↓
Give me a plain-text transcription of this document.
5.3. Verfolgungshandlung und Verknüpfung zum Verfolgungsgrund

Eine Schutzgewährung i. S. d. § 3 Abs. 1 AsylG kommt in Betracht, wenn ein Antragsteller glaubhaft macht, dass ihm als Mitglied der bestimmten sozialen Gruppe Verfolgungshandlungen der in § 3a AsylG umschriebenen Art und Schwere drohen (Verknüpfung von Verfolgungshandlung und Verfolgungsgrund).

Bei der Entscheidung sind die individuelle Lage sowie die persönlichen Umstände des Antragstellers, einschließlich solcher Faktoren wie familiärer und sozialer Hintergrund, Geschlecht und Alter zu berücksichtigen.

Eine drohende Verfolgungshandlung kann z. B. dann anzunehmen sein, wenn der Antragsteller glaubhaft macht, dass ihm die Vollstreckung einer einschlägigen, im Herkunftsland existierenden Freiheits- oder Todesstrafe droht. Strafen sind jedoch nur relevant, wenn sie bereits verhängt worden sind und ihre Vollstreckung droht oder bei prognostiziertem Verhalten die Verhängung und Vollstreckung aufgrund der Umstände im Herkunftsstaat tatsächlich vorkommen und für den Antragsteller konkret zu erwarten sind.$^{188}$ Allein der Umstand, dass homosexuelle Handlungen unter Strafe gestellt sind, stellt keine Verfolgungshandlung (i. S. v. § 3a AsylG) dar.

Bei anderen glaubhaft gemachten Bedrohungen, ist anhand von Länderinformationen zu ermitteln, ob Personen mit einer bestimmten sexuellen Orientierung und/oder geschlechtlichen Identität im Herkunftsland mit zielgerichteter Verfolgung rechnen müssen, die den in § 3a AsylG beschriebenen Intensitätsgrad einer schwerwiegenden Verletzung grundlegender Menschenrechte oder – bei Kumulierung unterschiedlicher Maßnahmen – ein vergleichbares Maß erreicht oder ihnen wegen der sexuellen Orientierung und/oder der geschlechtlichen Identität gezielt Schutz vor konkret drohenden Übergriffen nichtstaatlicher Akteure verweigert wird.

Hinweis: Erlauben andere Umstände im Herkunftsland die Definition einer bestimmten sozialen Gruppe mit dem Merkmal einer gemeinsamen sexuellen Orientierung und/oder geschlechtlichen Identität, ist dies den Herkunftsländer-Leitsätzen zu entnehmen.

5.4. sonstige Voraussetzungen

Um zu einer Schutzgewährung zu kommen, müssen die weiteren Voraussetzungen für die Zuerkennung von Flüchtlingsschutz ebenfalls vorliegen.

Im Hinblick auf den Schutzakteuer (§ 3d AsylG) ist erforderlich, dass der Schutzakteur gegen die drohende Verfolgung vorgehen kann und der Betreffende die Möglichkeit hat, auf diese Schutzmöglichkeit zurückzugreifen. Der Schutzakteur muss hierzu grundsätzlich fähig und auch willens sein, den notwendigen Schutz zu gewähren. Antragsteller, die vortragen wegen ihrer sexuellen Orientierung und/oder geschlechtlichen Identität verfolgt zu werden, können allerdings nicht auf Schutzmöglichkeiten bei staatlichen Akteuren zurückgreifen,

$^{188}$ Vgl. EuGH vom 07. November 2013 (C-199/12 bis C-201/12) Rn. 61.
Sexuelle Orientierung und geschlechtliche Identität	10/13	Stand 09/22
↑
• _WHAT THIS TASK INVOLVES_:
Quote the listing in full, please, keeping every line exact.

• _OUTPUT FOR THIS TASK_:
Give me a plain-text transcription of this document.
5.3. Verfolgungshandlung und Verknüpfung zum Verfolgungsgrund

Eine Schutzgewährung i. S. d. § 3 Abs. 1 AsylG kommt in Betracht, wenn ein Antragsteller glaubhaft macht, dass ihm als Mitglied der bestimmten sozialen Gruppe Verfolgungshandlungen der in § 3a AsylG umschriebenen Art und Schwere drohen (Verknüpfung von Verfolgungshandlung und Verfolgungsgrund).

Bei der Entscheidung sind die individuelle Lage sowie die persönlichen Umstände des Antragstellers, einschließlich solcher Faktoren wie familiärer und sozialer Hintergrund, Geschlecht und Alter zu berücksichtigen.

Eine drohende Verfolgungshandlung kann z. B. dann anzunehmen sein, wenn der Antragsteller glaubhaft macht, dass ihm die Vollstreckung einer einschlägigen, im Herkunftsland existierenden Freiheits- oder Todesstrafe droht. Strafen sind jedoch nur relevant, wenn sie bereits verhängt worden sind und ihre Vollstreckung droht oder bei prognostiziertem Verhalten die Verhängung und Vollstreckung aufgrund der Umstände im Herkunftsstaat tatsächlich vorkommen und für den Antragsteller konkret zu erwarten sind.$^{188}$ Allein der Umstand, dass homosexuelle Handlungen unter Strafe gestellt sind, stellt keine Verfolgungshandlung (i. S. v. § 3a AsylG) dar.

Bei anderen glaubhaft gemachten Bedrohungen, ist anhand von Länderinformationen zu ermitteln, ob Personen mit einer bestimmten sexuellen Orientierung und/oder geschlechtlichen Identität im Herkunftsland mit zielgerichteter Verfolgung rechnen müssen, die den in § 3a AsylG beschriebenen Intensitätsgrad einer schwerwiegenden Verletzung grundlegender Menschenrechte oder – bei Kumulierung unterschiedlicher Maßnahmen – ein vergleichbares Maß erreicht oder ihnen wegen der sexuellen Orientierung und/oder der geschlechtlichen Identität gezielt Schutz vor konkret drohenden Übergriffen nichtstaatlicher Akteure verweigert wird.

Hinweis: Erlauben andere Umstände im Herkunftsland die Definition einer bestimmten sozialen Gruppe mit dem Merkmal einer gemeinsamen sexuellen Orientierung und/oder geschlechtlichen Identität, ist dies den Herkunftsländer-Leitsätzen zu entnehmen.

5.4. sonstige Voraussetzungen

Um zu einer Schutzgewährung zu kommen, müssen die weiteren Voraussetzungen für die Zuerkennung von Flüchtlingsschutz ebenfalls vorliegen.

Im Hinblick auf den Schutzakteuer (§ 3d AsylG) ist erforderlich, dass der Schutzakteur gegen die drohende Verfolgung vorgehen kann und der Betreffende die Möglichkeit hat, auf diese Schutzmöglichkeit zurückzugreifen. Der Schutzakteur muss hierzu grundsätzlich fähig und auch willens sein, den notwendigen Schutz zu gewähren. Antragsteller, die vortragen wegen ihrer sexuellen Orientierung und/oder geschlechtlichen Identität verfolgt zu werden, können allerdings nicht auf Schutzmöglichkeiten bei staatlichen Akteuren zurückgreifen,

$^{188}$ Vgl. EuGH vom 07. November 2013 (C-199/12 bis C-201/12) Rn. 61.
Sexuelle Orientierung und geschlechtliche Identität	10/13	Stand 09/22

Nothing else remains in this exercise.